__WRITTEN TASK__:
Every record must be transcribed in its entirety, apart from the images, which are to be omitted.

=== MATERIAL PROVIDED ===

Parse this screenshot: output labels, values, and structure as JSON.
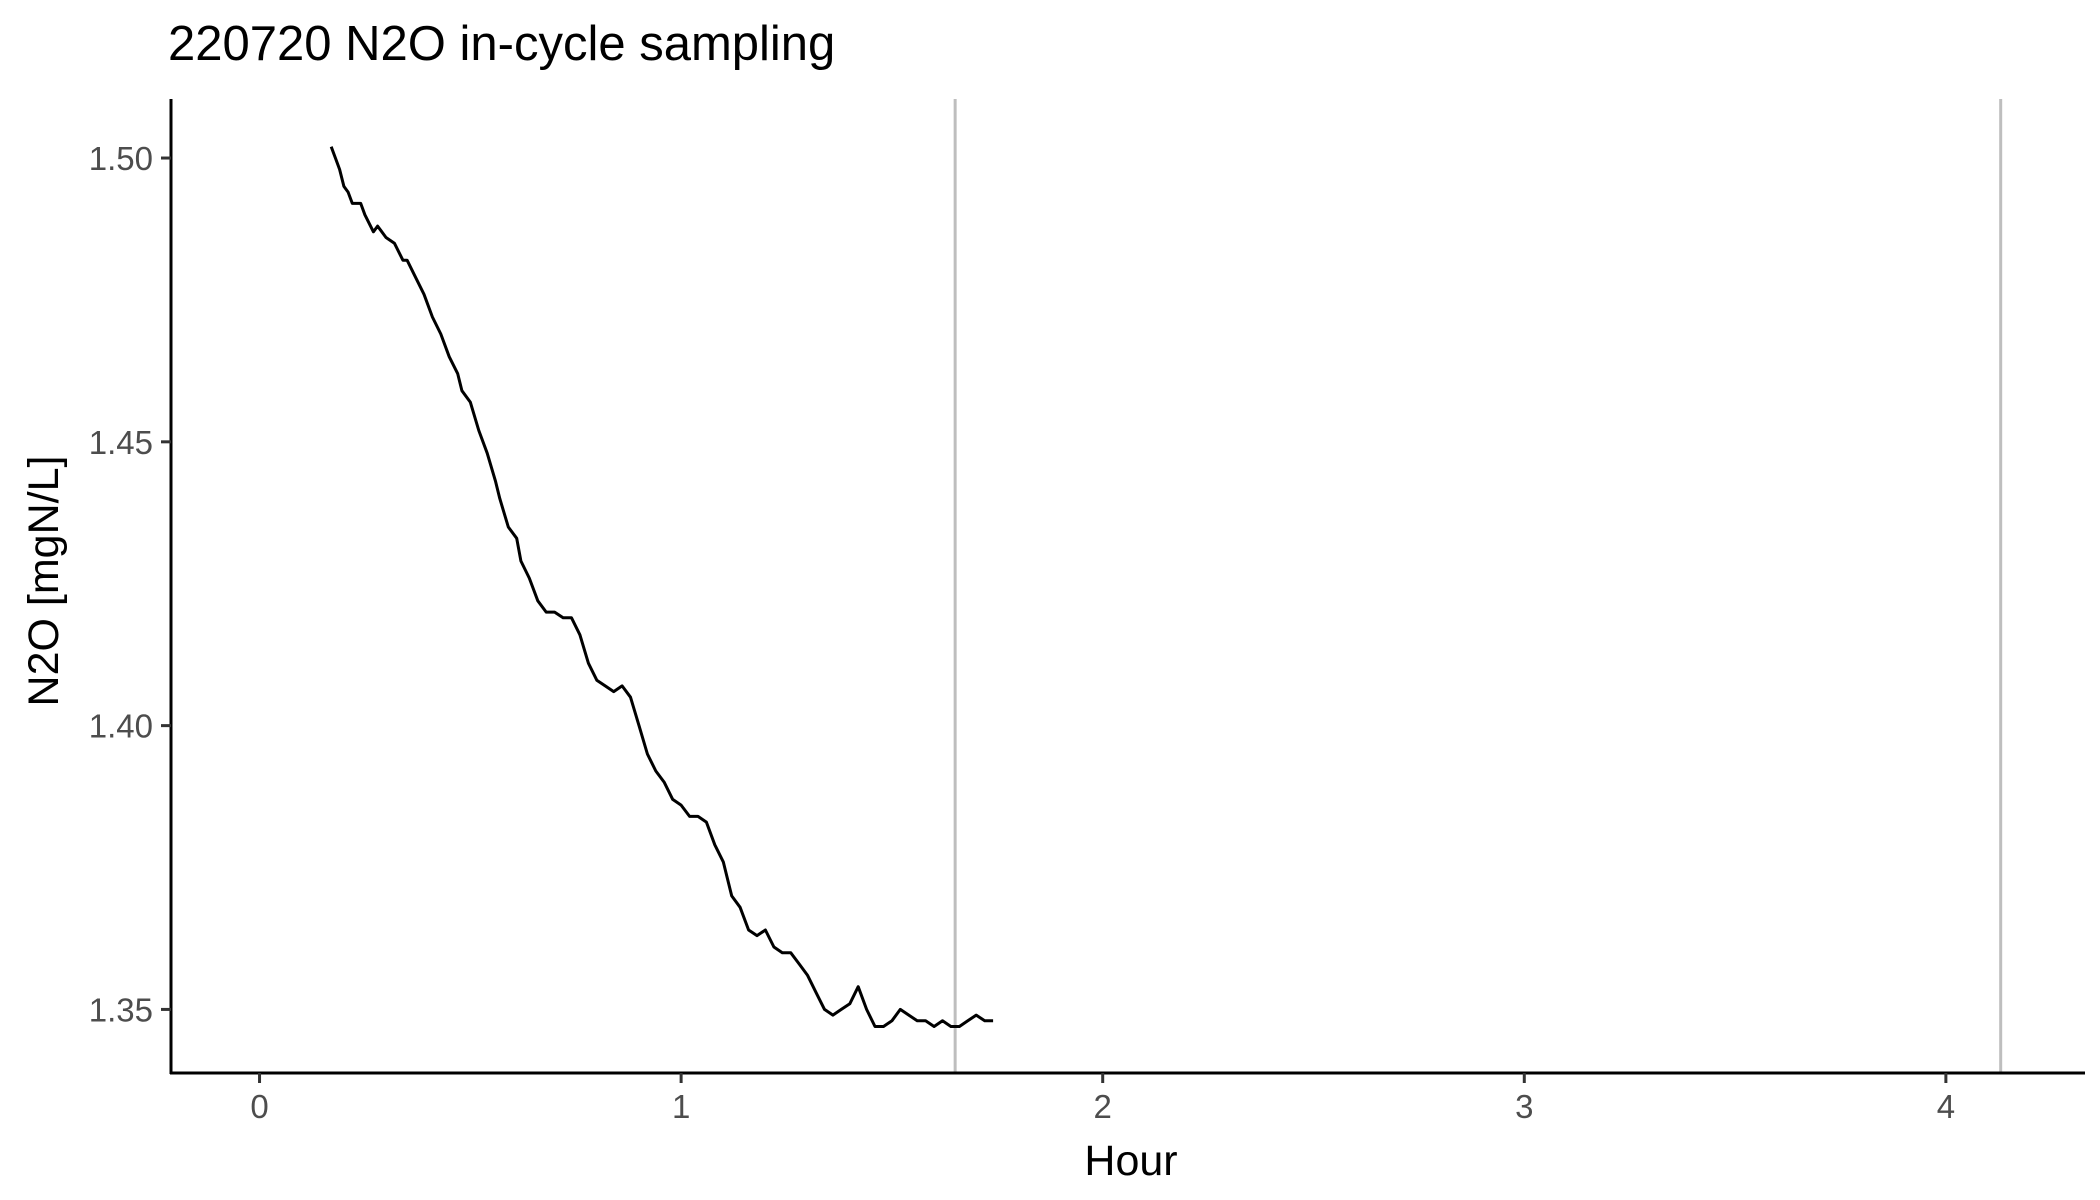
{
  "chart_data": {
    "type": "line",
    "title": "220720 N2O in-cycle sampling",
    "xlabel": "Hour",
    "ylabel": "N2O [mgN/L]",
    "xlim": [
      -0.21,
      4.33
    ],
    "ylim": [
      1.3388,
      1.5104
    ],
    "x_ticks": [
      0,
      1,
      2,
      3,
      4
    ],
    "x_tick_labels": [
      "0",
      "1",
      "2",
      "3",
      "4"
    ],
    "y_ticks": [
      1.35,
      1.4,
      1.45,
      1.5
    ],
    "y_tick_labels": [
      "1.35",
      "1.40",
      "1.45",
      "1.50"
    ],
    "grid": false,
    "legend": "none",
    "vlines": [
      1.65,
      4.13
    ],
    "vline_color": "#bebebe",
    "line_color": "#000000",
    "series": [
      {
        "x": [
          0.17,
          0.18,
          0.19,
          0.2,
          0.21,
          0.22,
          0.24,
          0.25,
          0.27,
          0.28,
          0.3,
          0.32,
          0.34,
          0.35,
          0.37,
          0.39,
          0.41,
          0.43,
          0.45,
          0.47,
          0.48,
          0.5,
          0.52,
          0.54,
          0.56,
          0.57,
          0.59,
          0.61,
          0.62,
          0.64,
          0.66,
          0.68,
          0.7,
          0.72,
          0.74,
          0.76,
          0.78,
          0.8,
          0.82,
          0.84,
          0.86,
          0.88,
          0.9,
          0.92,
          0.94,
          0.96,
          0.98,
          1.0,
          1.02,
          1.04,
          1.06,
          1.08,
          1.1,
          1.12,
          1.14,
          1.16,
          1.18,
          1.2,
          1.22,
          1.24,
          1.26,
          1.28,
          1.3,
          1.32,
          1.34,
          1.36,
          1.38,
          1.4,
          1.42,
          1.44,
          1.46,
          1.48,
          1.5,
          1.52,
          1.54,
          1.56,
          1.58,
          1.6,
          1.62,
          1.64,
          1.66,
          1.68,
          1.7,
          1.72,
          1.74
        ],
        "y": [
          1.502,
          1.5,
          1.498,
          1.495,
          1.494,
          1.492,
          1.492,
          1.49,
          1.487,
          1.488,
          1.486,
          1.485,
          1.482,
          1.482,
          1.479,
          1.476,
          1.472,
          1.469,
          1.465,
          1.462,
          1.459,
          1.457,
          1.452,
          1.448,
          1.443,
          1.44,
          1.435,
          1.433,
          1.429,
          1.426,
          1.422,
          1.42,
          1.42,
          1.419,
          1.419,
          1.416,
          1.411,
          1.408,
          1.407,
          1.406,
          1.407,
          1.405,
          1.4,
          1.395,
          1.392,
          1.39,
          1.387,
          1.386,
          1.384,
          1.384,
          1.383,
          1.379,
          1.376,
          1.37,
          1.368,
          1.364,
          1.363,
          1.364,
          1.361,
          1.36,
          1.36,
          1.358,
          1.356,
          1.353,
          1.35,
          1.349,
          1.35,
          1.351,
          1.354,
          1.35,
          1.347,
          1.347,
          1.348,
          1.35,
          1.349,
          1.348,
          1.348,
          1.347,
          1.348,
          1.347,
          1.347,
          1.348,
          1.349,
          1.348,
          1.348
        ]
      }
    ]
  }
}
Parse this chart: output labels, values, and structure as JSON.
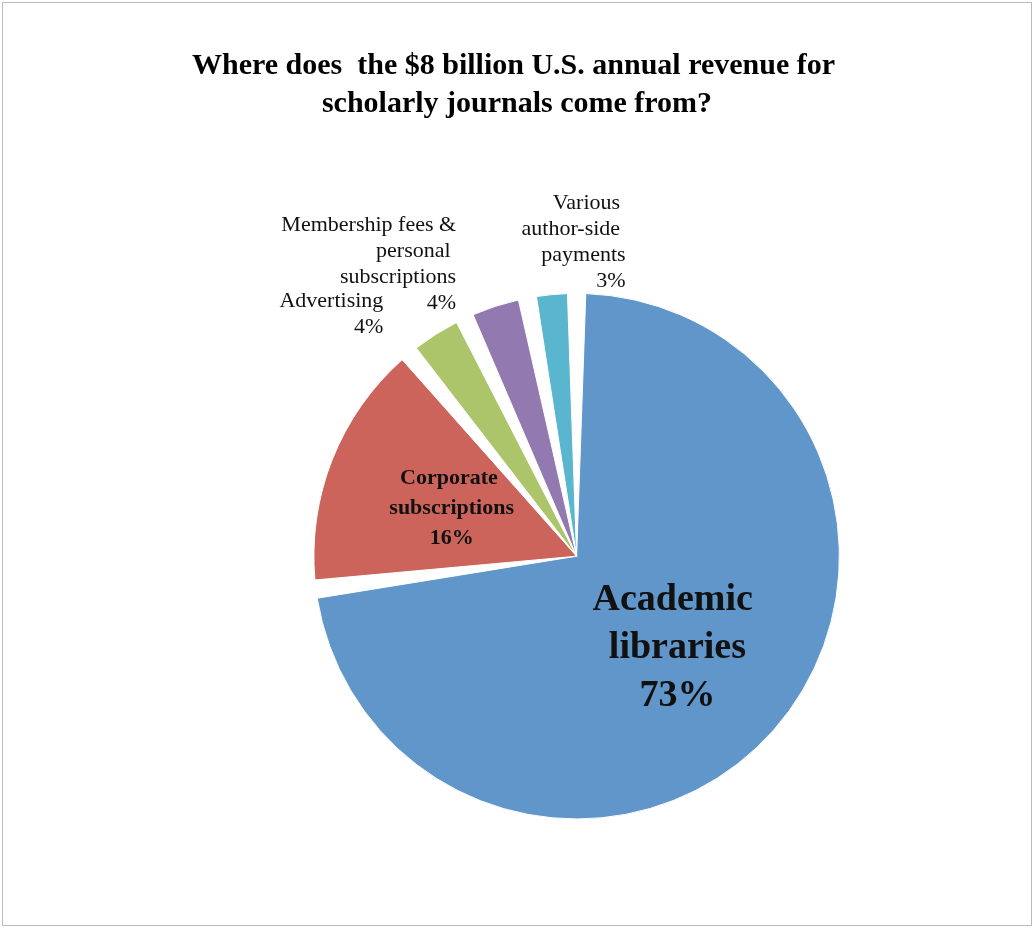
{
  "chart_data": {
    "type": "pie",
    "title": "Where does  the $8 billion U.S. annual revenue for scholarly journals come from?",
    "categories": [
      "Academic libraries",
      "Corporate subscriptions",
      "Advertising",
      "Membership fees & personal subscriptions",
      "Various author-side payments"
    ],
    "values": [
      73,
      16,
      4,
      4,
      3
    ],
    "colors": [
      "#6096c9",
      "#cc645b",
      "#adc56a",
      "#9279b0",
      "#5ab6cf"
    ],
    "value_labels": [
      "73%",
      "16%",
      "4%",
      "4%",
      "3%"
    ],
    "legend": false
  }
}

===

__WRITTEN SOLUTION__:
Parse this screenshot: output labels, values, and structure as JSON.
{
  "chart_data": {
    "type": "line",
    "title": "220720 N2O in-cycle sampling",
    "xlabel": "Hour",
    "ylabel": "N2O [mgN/L]",
    "xlim": [
      -0.21,
      4.33
    ],
    "ylim": [
      1.3388,
      1.5104
    ],
    "x_ticks": [
      0,
      1,
      2,
      3,
      4
    ],
    "x_tick_labels": [
      "0",
      "1",
      "2",
      "3",
      "4"
    ],
    "y_ticks": [
      1.35,
      1.4,
      1.45,
      1.5
    ],
    "y_tick_labels": [
      "1.35",
      "1.40",
      "1.45",
      "1.50"
    ],
    "grid": false,
    "legend": "none",
    "vlines": [
      1.65,
      4.13
    ],
    "vline_color": "#bebebe",
    "line_color": "#000000",
    "series": [
      {
        "x": [
          0.17,
          0.18,
          0.19,
          0.2,
          0.21,
          0.22,
          0.24,
          0.25,
          0.27,
          0.28,
          0.3,
          0.32,
          0.34,
          0.35,
          0.37,
          0.39,
          0.41,
          0.43,
          0.45,
          0.47,
          0.48,
          0.5,
          0.52,
          0.54,
          0.56,
          0.57,
          0.59,
          0.61,
          0.62,
          0.64,
          0.66,
          0.68,
          0.7,
          0.72,
          0.74,
          0.76,
          0.78,
          0.8,
          0.82,
          0.84,
          0.86,
          0.88,
          0.9,
          0.92,
          0.94,
          0.96,
          0.98,
          1.0,
          1.02,
          1.04,
          1.06,
          1.08,
          1.1,
          1.12,
          1.14,
          1.16,
          1.18,
          1.2,
          1.22,
          1.24,
          1.26,
          1.28,
          1.3,
          1.32,
          1.34,
          1.36,
          1.38,
          1.4,
          1.42,
          1.44,
          1.46,
          1.48,
          1.5,
          1.52,
          1.54,
          1.56,
          1.58,
          1.6,
          1.62,
          1.64,
          1.66,
          1.68,
          1.7,
          1.72,
          1.74
        ],
        "y": [
          1.502,
          1.5,
          1.498,
          1.495,
          1.494,
          1.492,
          1.492,
          1.49,
          1.487,
          1.488,
          1.486,
          1.485,
          1.482,
          1.482,
          1.479,
          1.476,
          1.472,
          1.469,
          1.465,
          1.462,
          1.459,
          1.457,
          1.452,
          1.448,
          1.443,
          1.44,
          1.435,
          1.433,
          1.429,
          1.426,
          1.422,
          1.42,
          1.42,
          1.419,
          1.419,
          1.416,
          1.411,
          1.408,
          1.407,
          1.406,
          1.407,
          1.405,
          1.4,
          1.395,
          1.392,
          1.39,
          1.387,
          1.386,
          1.384,
          1.384,
          1.383,
          1.379,
          1.376,
          1.37,
          1.368,
          1.364,
          1.363,
          1.364,
          1.361,
          1.36,
          1.36,
          1.358,
          1.356,
          1.353,
          1.35,
          1.349,
          1.35,
          1.351,
          1.354,
          1.35,
          1.347,
          1.347,
          1.348,
          1.35,
          1.349,
          1.348,
          1.348,
          1.347,
          1.348,
          1.347,
          1.347,
          1.348,
          1.349,
          1.348,
          1.348
        ]
      }
    ]
  }
}
Parse this chart: output labels, values, and structure as JSON.
{
  "chart_data": {
    "type": "pie",
    "title": "Where does  the $8 billion U.S. annual revenue for scholarly journals come from?",
    "categories": [
      "Academic libraries",
      "Corporate subscriptions",
      "Advertising",
      "Membership fees & personal subscriptions",
      "Various author-side payments"
    ],
    "values": [
      73,
      16,
      4,
      4,
      3
    ],
    "colors": [
      "#6096c9",
      "#cc645b",
      "#adc56a",
      "#9279b0",
      "#5ab6cf"
    ],
    "value_labels": [
      "73%",
      "16%",
      "4%",
      "4%",
      "3%"
    ],
    "legend": false
  }
}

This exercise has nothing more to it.